TEXTO DE ORIGEN:
+ + +
Atención inesperada
Alejandra María Sosa Elízaga**
‘Hay de pecadores a pecadores’, decía un amigo otro día, y explicó a qué se refería:
‘Hay pecadores que lo son simplemente porque pertenecen al género humano, marcado por el pecado, pero las faltas que cometen francamente no son nada, digo, si vemos las vidas de los santos, ¡qué paciencia tenían!, ¡qué caridad!, por ejemplo santa Teresita del Niño Jesús, santa Faustina Kowalska, muriéndose de tuberculosis pulmonar e intestinal, con unos dolores intensísimos y todavía se daban tiempo de escribir su diario, de orar, de ofrecer a Dios sus sufrimientos, de edificar a sus semejantes, ¿qué pecados tenían?, realmente creo que ninguno, habría que buscar con lupa para ver si acaso había algún pecado venial.
A santa Teresita la impacientaba que una religiosa se parara en la puerta de su cuarto y se quedara allí viéndola sufrir, como si fuera un espectáculo, y a santa Faustina la mortificaba que la hermana que la atendía se olvidara de traerle agua, pero ninguna de las dos se quejó ni ahorcó a la hermana en cuestión, ¡claro, por algo eran santas!, vivían heroicamente las virtudes, así que cuando leo que se confesaban cada semana, me pregunto, ¿pues de qué se confesarían?, si yo creo que no eran capaces ¡ni de matar una mosca!
Claro, se entiende que a diferencia del fariseo del que hablaba el Evangelio el domingo pasado, ellas no se creían perfectas ni mejores que nadie y por eso se confesaban y seguro encontraban alguna falta que no era grave pero era algo que podían mejorar.
Y creo que ésa es la clase de pecadores a la que se refiere la Biblia cuando dice que Dios ama a los pecadores, o cuando el Papa Francisco dice que oremos por él que es un pecador, pero ¿qué pecador va a ser?, ¡si es un alma de Dios!, es bueno como el pan, compasivo, sencillo, entregado al máximo, por favor, ¡qué pecador ni qué nada!
En cambio estamos los otros pecadores los que sí merecemos ese nombre, los que cometemos pecados gordos, nos portamos de veras mal, somos violentos o infieles o vanidosos o ‘transas’ o injustos.
Pienso en el adúltero que no quiere dejar a su amante; en el que roba en su trabajo y obtiene ganancias medio chuecas (o chuecas y media), en el avaro, que dilapida su dinero en tonterías pero no suelta un quinto para ayudar a otros, etc. etc.
Pienso en los pecadores desagradables, aborrecibles, y también en los que racionalizamos que no hacemos algo grave, pero somos egoístas, o comodinos, o como dice el Papa Francisco, corruptos, hipócritas y asesinos que matamos con la lengua hablando mal de otros.
Y me temo que eso de que Dios ama a los pecadores aplica a los primeros, a los pecadores ‘light’, que cometen minucias que son fácilmente perdonables, pero a los segundos ¿cómo nos va a querer?
+ + +
TAREA BREVE: En el texto sobre los pecadores, enumera los calificativos unidos por «o» en la frase que comienza con «En cambio estamos los otros pecadores». Las líneas no tienen relación alguna con el texto.

[Listados de elementos de diseño enmarcados]
+ + +
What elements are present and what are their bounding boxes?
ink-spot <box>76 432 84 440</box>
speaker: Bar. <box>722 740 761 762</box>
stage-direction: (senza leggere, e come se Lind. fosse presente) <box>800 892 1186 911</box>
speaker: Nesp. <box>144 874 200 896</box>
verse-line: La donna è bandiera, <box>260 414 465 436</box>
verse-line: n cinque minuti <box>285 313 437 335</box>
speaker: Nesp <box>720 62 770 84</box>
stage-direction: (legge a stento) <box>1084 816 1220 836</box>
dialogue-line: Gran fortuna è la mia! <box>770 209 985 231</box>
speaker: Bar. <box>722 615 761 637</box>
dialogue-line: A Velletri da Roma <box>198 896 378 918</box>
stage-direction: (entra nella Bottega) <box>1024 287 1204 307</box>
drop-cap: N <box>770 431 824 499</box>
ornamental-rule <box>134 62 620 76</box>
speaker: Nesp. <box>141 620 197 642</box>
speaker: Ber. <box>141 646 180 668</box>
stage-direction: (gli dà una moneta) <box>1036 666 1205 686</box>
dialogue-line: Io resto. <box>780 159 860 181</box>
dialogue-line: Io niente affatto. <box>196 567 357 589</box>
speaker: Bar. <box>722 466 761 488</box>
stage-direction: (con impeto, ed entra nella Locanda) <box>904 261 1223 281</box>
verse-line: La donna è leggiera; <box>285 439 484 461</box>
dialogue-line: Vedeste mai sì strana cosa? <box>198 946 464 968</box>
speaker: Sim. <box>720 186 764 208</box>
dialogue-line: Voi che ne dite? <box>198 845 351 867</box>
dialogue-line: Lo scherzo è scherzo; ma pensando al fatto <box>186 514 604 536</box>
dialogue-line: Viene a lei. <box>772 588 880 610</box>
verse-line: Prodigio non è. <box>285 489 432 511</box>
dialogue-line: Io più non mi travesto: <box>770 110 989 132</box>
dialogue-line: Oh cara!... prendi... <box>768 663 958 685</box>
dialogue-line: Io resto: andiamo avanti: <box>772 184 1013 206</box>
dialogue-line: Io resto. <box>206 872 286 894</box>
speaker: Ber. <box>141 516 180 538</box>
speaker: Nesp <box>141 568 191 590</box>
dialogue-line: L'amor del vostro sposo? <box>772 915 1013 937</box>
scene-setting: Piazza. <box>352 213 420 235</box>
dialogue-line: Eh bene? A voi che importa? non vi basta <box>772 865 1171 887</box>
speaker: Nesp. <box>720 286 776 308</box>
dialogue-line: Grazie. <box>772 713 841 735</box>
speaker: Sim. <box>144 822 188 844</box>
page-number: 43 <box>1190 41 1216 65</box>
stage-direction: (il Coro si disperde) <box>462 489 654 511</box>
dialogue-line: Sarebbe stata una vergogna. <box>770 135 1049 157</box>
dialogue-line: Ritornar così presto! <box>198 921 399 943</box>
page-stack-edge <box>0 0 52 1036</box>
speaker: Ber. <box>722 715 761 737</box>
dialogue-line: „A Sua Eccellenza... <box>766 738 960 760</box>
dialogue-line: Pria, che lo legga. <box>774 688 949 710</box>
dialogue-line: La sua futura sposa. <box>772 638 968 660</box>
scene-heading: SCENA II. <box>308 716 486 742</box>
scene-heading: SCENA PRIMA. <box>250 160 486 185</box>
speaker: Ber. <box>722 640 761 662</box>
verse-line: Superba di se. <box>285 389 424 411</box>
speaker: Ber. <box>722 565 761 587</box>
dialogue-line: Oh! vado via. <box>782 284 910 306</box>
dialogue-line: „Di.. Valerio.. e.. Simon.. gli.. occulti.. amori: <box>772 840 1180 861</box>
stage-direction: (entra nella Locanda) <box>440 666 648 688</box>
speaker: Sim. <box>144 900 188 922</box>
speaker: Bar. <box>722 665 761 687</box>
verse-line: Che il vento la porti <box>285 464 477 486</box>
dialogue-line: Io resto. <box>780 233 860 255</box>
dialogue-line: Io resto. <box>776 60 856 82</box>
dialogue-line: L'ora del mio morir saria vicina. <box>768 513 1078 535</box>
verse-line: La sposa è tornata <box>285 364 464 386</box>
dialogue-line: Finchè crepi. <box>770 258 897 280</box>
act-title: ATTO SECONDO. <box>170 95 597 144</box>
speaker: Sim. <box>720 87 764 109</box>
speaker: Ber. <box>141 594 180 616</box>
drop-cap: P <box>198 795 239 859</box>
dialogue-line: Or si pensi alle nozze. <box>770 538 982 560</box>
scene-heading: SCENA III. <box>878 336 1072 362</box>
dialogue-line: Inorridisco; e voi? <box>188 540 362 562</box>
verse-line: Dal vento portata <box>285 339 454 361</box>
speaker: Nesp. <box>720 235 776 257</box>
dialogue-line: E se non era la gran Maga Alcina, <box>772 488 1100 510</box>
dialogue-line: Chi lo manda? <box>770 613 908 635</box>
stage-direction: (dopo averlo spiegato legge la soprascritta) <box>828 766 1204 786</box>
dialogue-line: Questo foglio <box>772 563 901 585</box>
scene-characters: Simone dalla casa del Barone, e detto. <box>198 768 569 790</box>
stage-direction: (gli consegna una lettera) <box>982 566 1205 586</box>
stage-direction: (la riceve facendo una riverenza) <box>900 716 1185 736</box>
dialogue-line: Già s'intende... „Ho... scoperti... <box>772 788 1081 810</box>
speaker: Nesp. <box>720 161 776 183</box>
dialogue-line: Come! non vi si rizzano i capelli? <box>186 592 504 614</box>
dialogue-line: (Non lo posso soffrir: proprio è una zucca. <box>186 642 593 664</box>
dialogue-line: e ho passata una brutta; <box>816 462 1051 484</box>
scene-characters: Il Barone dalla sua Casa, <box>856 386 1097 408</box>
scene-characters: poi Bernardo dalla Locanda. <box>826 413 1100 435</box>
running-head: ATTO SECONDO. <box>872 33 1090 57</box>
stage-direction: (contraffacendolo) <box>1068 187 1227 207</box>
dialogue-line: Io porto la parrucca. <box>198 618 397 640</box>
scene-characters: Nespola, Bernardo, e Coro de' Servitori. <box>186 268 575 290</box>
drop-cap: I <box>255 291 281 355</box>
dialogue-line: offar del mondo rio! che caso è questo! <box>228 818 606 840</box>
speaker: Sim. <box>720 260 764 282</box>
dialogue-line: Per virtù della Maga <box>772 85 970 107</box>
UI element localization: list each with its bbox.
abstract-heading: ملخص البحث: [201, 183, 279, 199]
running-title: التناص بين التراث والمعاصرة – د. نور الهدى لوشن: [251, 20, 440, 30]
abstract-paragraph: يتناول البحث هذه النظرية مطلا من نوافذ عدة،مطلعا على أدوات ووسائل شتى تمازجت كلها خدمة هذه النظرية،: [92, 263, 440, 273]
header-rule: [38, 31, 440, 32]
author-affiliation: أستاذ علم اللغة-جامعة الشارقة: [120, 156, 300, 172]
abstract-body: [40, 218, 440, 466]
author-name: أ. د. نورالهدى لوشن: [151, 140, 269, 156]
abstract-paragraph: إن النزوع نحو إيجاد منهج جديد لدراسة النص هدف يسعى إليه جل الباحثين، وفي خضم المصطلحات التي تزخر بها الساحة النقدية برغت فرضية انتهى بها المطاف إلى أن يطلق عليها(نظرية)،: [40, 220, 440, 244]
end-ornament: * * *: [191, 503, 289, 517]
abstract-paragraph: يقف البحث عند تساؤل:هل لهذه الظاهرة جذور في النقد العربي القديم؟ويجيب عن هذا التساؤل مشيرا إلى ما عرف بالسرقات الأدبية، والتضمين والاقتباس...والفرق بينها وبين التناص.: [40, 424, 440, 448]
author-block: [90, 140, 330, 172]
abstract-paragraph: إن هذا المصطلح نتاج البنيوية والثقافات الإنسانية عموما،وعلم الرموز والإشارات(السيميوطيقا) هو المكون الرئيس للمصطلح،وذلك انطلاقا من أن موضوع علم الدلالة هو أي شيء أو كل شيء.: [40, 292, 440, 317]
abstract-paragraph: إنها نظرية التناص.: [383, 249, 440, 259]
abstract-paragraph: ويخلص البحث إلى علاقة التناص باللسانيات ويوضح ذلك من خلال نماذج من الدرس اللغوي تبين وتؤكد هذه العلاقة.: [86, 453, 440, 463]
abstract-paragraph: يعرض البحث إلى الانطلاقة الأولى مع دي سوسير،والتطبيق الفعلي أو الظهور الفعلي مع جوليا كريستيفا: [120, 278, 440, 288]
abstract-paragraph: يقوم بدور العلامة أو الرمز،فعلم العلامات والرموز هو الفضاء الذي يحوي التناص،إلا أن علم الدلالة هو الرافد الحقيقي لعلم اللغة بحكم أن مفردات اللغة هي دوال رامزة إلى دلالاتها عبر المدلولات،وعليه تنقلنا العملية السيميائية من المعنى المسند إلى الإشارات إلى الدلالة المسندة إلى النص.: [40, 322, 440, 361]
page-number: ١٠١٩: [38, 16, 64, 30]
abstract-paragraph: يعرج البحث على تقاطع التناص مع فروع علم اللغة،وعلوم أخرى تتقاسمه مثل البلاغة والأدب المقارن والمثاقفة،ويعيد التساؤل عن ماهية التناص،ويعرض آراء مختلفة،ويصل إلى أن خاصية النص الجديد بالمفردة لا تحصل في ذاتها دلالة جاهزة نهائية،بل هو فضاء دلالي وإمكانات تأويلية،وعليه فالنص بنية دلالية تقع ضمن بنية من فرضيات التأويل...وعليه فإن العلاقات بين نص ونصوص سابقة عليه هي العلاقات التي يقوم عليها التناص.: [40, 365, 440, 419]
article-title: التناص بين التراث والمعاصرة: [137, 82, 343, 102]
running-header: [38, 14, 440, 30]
+ + +
SOLUCIÓN: violentos, infieles, vanidosos, «transas», injustos